(Information shown)
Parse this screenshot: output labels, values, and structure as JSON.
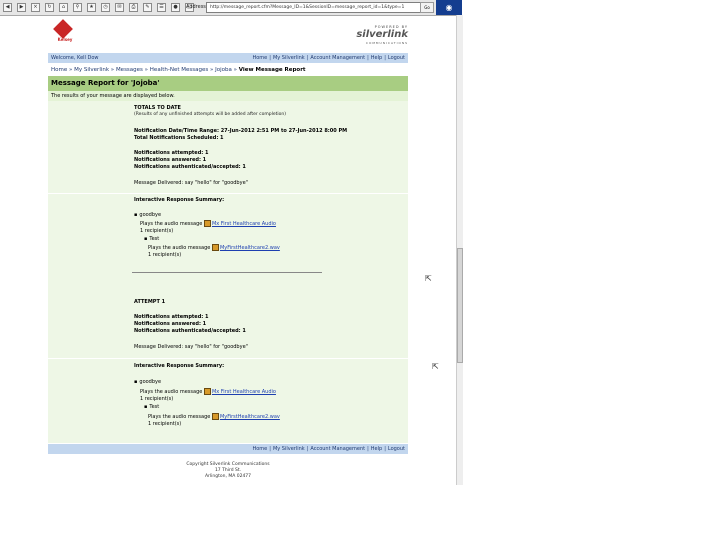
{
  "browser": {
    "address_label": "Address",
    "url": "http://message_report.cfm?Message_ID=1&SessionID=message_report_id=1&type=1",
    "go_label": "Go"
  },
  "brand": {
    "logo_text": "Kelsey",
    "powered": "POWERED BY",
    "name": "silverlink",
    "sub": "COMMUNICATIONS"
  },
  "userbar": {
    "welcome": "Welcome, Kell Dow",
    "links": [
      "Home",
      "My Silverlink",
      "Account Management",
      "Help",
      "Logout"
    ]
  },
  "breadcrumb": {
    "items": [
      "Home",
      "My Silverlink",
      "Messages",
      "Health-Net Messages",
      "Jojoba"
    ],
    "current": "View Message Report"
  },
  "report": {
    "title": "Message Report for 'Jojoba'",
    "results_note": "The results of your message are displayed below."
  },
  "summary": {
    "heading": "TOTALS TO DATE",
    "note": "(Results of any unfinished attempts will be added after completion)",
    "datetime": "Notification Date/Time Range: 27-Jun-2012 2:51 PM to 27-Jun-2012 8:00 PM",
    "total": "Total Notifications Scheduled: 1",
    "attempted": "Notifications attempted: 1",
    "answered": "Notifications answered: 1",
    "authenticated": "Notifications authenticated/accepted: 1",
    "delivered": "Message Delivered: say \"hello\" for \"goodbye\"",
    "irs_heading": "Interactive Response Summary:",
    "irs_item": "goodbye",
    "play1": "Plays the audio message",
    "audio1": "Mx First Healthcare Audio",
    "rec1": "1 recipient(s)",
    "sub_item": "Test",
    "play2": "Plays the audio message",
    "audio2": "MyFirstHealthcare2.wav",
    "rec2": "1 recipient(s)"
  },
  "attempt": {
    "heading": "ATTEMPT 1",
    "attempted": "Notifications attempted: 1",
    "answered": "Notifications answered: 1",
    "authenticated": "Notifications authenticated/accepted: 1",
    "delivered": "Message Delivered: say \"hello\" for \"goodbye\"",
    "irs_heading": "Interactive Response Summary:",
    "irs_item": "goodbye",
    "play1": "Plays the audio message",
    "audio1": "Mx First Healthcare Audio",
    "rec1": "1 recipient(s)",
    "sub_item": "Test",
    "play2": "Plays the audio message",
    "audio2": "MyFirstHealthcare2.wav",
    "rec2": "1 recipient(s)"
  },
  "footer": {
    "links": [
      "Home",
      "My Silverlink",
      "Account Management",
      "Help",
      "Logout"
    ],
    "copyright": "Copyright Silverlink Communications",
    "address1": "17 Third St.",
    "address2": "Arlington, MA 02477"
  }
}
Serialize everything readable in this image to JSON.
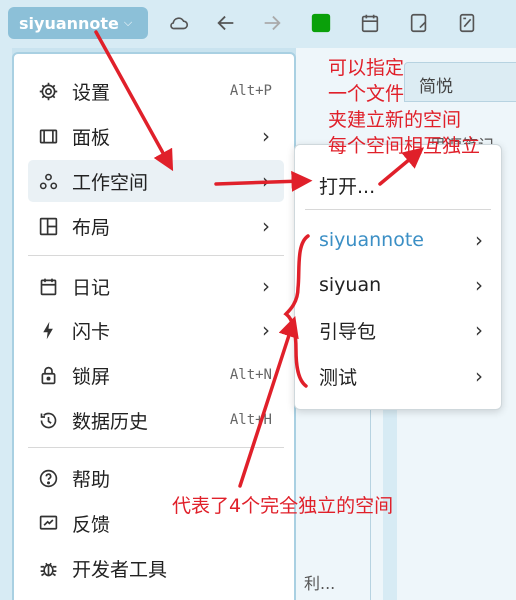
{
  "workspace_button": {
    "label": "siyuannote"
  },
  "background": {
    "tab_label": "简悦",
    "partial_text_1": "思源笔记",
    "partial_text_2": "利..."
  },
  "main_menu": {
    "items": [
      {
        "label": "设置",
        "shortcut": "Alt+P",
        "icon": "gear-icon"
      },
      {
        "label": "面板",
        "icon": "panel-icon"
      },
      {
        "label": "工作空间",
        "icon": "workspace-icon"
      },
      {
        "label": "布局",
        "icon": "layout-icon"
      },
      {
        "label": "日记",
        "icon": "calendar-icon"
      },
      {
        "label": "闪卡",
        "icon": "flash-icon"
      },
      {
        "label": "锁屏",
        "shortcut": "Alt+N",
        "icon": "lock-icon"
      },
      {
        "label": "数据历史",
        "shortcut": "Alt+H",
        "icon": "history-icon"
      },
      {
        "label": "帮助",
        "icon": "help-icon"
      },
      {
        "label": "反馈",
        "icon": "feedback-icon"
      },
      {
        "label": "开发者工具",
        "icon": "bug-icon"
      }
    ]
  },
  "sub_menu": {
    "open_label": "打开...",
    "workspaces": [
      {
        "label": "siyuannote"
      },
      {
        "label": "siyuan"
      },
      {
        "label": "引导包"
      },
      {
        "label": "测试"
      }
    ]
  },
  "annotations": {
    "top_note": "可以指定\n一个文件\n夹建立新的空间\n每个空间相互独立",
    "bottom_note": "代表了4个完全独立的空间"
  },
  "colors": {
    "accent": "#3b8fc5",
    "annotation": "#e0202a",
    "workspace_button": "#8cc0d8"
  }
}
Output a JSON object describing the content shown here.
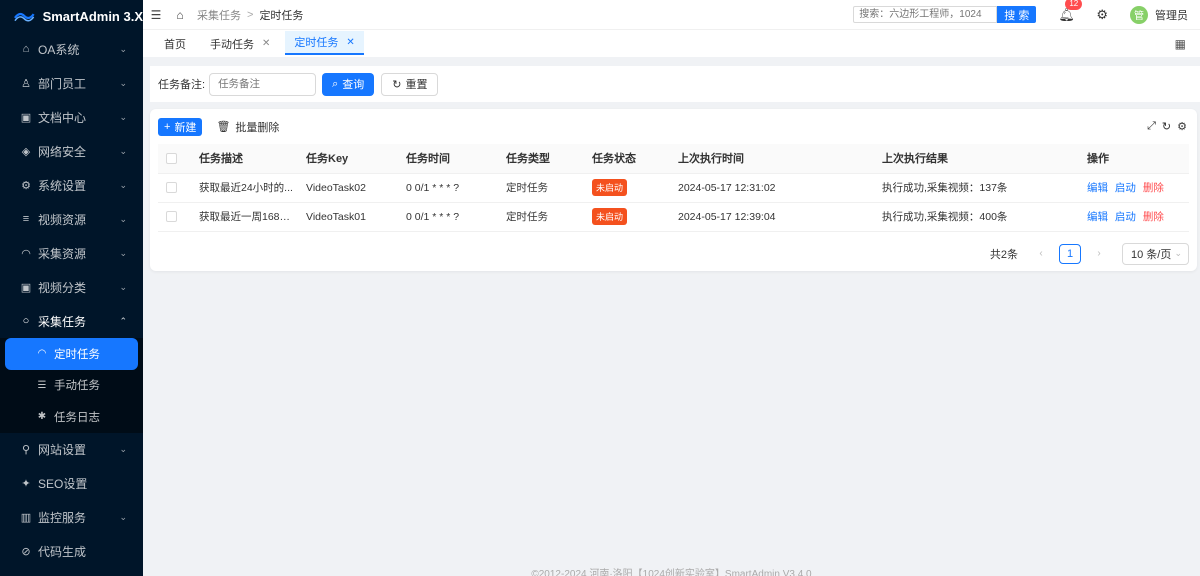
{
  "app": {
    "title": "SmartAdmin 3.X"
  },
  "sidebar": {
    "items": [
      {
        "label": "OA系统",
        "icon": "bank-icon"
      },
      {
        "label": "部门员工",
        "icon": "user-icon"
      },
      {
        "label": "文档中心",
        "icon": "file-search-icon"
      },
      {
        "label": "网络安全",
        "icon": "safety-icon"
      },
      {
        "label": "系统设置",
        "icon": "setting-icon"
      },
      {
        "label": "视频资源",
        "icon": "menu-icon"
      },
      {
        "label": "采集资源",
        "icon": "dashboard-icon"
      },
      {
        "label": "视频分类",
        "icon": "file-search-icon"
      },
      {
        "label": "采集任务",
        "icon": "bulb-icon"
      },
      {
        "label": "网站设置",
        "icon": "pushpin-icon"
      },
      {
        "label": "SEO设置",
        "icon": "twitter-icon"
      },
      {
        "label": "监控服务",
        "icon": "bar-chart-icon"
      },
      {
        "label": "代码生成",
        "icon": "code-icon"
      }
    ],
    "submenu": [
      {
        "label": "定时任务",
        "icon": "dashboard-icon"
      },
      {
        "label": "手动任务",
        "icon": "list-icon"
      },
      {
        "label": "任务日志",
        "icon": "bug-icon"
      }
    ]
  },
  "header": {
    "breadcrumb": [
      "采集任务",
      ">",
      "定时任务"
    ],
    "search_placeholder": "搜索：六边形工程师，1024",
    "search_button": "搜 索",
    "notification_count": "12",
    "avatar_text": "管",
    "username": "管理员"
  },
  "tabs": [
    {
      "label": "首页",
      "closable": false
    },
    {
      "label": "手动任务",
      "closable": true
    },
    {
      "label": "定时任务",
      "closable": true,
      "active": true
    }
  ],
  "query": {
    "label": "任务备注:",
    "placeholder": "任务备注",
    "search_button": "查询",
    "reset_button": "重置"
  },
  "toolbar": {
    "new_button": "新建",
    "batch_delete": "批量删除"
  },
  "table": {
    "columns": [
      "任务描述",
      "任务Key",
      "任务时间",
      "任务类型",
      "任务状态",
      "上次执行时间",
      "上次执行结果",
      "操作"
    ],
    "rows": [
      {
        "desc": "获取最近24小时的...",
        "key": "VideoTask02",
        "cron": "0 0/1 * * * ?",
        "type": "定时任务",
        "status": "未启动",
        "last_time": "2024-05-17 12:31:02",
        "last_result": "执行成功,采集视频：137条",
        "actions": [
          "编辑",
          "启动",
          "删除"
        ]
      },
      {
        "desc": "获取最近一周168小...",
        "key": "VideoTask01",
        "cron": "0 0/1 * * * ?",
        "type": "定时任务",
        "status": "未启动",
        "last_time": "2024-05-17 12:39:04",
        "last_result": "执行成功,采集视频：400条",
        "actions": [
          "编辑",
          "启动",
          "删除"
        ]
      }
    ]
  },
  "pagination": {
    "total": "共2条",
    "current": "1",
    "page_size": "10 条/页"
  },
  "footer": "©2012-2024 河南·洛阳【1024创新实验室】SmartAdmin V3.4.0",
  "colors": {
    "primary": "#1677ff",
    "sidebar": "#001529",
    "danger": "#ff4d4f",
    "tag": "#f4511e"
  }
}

(Your objective)
Repeat the data in full and exactly. Omit pictures.

(Answer below)
Parse this screenshot: output labels, values, and structure as JSON.
{
  "browser": {
    "address_label": "Address",
    "url": "http://message_report.cfm?Message_ID=1&SessionID=message_report_id=1&type=1",
    "go_label": "Go"
  },
  "brand": {
    "logo_text": "Kelsey",
    "powered": "POWERED BY",
    "name": "silverlink",
    "sub": "COMMUNICATIONS"
  },
  "userbar": {
    "welcome": "Welcome, Kell Dow",
    "links": [
      "Home",
      "My Silverlink",
      "Account Management",
      "Help",
      "Logout"
    ]
  },
  "breadcrumb": {
    "items": [
      "Home",
      "My Silverlink",
      "Messages",
      "Health-Net Messages",
      "Jojoba"
    ],
    "current": "View Message Report"
  },
  "report": {
    "title": "Message Report for 'Jojoba'",
    "results_note": "The results of your message are displayed below."
  },
  "summary": {
    "heading": "TOTALS TO DATE",
    "note": "(Results of any unfinished attempts will be added after completion)",
    "datetime": "Notification Date/Time Range: 27-Jun-2012 2:51 PM to 27-Jun-2012 8:00 PM",
    "total": "Total Notifications Scheduled: 1",
    "attempted": "Notifications attempted: 1",
    "answered": "Notifications answered: 1",
    "authenticated": "Notifications authenticated/accepted: 1",
    "delivered": "Message Delivered: say \"hello\" for \"goodbye\"",
    "irs_heading": "Interactive Response Summary:",
    "irs_item": "goodbye",
    "play1": "Plays the audio message",
    "audio1": "Mx First Healthcare Audio",
    "rec1": "1 recipient(s)",
    "sub_item": "Test",
    "play2": "Plays the audio message",
    "audio2": "MyFirstHealthcare2.wav",
    "rec2": "1 recipient(s)"
  },
  "attempt": {
    "heading": "ATTEMPT 1",
    "attempted": "Notifications attempted: 1",
    "answered": "Notifications answered: 1",
    "authenticated": "Notifications authenticated/accepted: 1",
    "delivered": "Message Delivered: say \"hello\" for \"goodbye\"",
    "irs_heading": "Interactive Response Summary:",
    "irs_item": "goodbye",
    "play1": "Plays the audio message",
    "audio1": "Mx First Healthcare Audio",
    "rec1": "1 recipient(s)",
    "sub_item": "Test",
    "play2": "Plays the audio message",
    "audio2": "MyFirstHealthcare2.wav",
    "rec2": "1 recipient(s)"
  },
  "footer": {
    "links": [
      "Home",
      "My Silverlink",
      "Account Management",
      "Help",
      "Logout"
    ],
    "copyright": "Copyright Silverlink Communications",
    "address1": "17 Third St.",
    "address2": "Arlington, MA 02477"
  }
}
Serialize everything readable in this image to JSON.
{
  "workspace_button": {
    "label": "siyuannote"
  },
  "background": {
    "tab_label": "简悦",
    "partial_text_1": "思源笔记",
    "partial_text_2": "利..."
  },
  "main_menu": {
    "items": [
      {
        "label": "设置",
        "shortcut": "Alt+P",
        "icon": "gear-icon"
      },
      {
        "label": "面板",
        "icon": "panel-icon"
      },
      {
        "label": "工作空间",
        "icon": "workspace-icon"
      },
      {
        "label": "布局",
        "icon": "layout-icon"
      },
      {
        "label": "日记",
        "icon": "calendar-icon"
      },
      {
        "label": "闪卡",
        "icon": "flash-icon"
      },
      {
        "label": "锁屏",
        "shortcut": "Alt+N",
        "icon": "lock-icon"
      },
      {
        "label": "数据历史",
        "shortcut": "Alt+H",
        "icon": "history-icon"
      },
      {
        "label": "帮助",
        "icon": "help-icon"
      },
      {
        "label": "反馈",
        "icon": "feedback-icon"
      },
      {
        "label": "开发者工具",
        "icon": "bug-icon"
      }
    ]
  },
  "sub_menu": {
    "open_label": "打开...",
    "workspaces": [
      {
        "label": "siyuannote"
      },
      {
        "label": "siyuan"
      },
      {
        "label": "引导包"
      },
      {
        "label": "测试"
      }
    ]
  },
  "annotations": {
    "top_note": "可以指定\n一个文件\n夹建立新的空间\n每个空间相互独立",
    "bottom_note": "代表了4个完全独立的空间"
  },
  "colors": {
    "accent": "#3b8fc5",
    "annotation": "#e0202a",
    "workspace_button": "#8cc0d8"
  }
}
Output a JSON object describing the content shown here.
{
  "app": {
    "title": "SmartAdmin 3.X"
  },
  "sidebar": {
    "items": [
      {
        "label": "OA系统",
        "icon": "bank-icon"
      },
      {
        "label": "部门员工",
        "icon": "user-icon"
      },
      {
        "label": "文档中心",
        "icon": "file-search-icon"
      },
      {
        "label": "网络安全",
        "icon": "safety-icon"
      },
      {
        "label": "系统设置",
        "icon": "setting-icon"
      },
      {
        "label": "视频资源",
        "icon": "menu-icon"
      },
      {
        "label": "采集资源",
        "icon": "dashboard-icon"
      },
      {
        "label": "视频分类",
        "icon": "file-search-icon"
      },
      {
        "label": "采集任务",
        "icon": "bulb-icon"
      },
      {
        "label": "网站设置",
        "icon": "pushpin-icon"
      },
      {
        "label": "SEO设置",
        "icon": "twitter-icon"
      },
      {
        "label": "监控服务",
        "icon": "bar-chart-icon"
      },
      {
        "label": "代码生成",
        "icon": "code-icon"
      }
    ],
    "submenu": [
      {
        "label": "定时任务",
        "icon": "dashboard-icon"
      },
      {
        "label": "手动任务",
        "icon": "list-icon"
      },
      {
        "label": "任务日志",
        "icon": "bug-icon"
      }
    ]
  },
  "header": {
    "breadcrumb": [
      "采集任务",
      ">",
      "定时任务"
    ],
    "search_placeholder": "搜索：六边形工程师，1024",
    "search_button": "搜 索",
    "notification_count": "12",
    "avatar_text": "管",
    "username": "管理员"
  },
  "tabs": [
    {
      "label": "首页",
      "closable": false
    },
    {
      "label": "手动任务",
      "closable": true
    },
    {
      "label": "定时任务",
      "closable": true,
      "active": true
    }
  ],
  "query": {
    "label": "任务备注:",
    "placeholder": "任务备注",
    "search_button": "查询",
    "reset_button": "重置"
  },
  "toolbar": {
    "new_button": "新建",
    "batch_delete": "批量删除"
  },
  "table": {
    "columns": [
      "任务描述",
      "任务Key",
      "任务时间",
      "任务类型",
      "任务状态",
      "上次执行时间",
      "上次执行结果",
      "操作"
    ],
    "rows": [
      {
        "desc": "获取最近24小时的...",
        "key": "VideoTask02",
        "cron": "0 0/1 * * * ?",
        "type": "定时任务",
        "status": "未启动",
        "last_time": "2024-05-17 12:31:02",
        "last_result": "执行成功,采集视频：137条",
        "actions": [
          "编辑",
          "启动",
          "删除"
        ]
      },
      {
        "desc": "获取最近一周168小...",
        "key": "VideoTask01",
        "cron": "0 0/1 * * * ?",
        "type": "定时任务",
        "status": "未启动",
        "last_time": "2024-05-17 12:39:04",
        "last_result": "执行成功,采集视频：400条",
        "actions": [
          "编辑",
          "启动",
          "删除"
        ]
      }
    ]
  },
  "pagination": {
    "total": "共2条",
    "current": "1",
    "page_size": "10 条/页"
  },
  "footer": "©2012-2024 河南·洛阳【1024创新实验室】SmartAdmin V3.4.0",
  "colors": {
    "primary": "#1677ff",
    "sidebar": "#001529",
    "danger": "#ff4d4f",
    "tag": "#f4511e"
  }
}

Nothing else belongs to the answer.